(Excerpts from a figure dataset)
>>>>
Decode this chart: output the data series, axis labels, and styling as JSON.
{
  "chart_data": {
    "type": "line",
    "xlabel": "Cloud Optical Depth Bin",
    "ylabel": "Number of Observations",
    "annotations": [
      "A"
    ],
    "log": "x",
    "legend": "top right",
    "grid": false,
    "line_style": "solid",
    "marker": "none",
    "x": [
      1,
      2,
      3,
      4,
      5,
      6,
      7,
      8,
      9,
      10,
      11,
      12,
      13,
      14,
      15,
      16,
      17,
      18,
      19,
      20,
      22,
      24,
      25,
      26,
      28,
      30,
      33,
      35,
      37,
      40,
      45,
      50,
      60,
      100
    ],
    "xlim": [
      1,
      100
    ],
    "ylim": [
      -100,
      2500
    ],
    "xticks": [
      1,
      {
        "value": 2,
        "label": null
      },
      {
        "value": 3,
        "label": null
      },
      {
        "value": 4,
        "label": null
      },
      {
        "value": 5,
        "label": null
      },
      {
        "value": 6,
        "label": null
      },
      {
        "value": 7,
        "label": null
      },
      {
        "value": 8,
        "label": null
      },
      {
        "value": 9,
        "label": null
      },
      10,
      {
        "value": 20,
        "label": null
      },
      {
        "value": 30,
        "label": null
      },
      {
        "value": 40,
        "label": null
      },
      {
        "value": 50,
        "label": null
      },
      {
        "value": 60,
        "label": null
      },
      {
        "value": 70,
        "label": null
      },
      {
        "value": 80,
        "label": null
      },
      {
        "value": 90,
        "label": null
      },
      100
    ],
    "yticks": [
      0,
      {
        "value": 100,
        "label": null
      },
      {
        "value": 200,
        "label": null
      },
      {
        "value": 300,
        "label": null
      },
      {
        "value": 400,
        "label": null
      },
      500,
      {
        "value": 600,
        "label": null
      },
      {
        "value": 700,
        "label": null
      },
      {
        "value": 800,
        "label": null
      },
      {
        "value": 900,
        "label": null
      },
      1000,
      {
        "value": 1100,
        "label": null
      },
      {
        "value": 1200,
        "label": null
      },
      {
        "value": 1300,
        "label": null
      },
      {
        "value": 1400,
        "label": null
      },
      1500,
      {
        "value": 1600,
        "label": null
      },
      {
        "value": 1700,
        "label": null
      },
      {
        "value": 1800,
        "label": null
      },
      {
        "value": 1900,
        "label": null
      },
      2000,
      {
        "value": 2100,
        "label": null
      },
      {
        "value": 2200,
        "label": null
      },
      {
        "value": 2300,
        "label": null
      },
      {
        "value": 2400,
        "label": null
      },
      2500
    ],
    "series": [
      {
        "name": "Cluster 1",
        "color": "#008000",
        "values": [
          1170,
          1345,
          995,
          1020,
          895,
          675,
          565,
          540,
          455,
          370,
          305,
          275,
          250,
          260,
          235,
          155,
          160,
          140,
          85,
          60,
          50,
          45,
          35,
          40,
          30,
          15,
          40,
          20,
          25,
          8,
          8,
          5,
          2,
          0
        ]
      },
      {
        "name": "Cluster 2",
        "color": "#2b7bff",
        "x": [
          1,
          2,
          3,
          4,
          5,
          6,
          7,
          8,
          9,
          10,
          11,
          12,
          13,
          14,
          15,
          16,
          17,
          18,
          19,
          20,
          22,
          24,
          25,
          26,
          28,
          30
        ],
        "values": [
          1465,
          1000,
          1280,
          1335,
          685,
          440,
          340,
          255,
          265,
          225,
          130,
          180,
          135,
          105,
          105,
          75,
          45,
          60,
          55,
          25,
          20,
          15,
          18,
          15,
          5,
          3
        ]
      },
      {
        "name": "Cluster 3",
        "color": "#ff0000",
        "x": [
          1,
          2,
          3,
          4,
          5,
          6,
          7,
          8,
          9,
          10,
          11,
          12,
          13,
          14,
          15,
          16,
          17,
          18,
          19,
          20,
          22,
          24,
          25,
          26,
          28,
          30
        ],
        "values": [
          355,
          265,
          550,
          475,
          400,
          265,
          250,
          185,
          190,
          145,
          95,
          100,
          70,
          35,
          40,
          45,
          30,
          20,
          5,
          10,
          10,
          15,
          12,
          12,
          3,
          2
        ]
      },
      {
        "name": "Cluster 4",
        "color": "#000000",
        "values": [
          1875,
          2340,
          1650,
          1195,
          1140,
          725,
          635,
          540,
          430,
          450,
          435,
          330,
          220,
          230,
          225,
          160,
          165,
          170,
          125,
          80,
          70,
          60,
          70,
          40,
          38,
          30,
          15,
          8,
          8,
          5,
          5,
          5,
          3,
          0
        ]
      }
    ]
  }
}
<<<<
=== GIVEN EXERCISE ===
Tally the lines in the entries above that hold the word "color". Reply with nothing but that count.

=== COMPLETE OUTPUT ===
4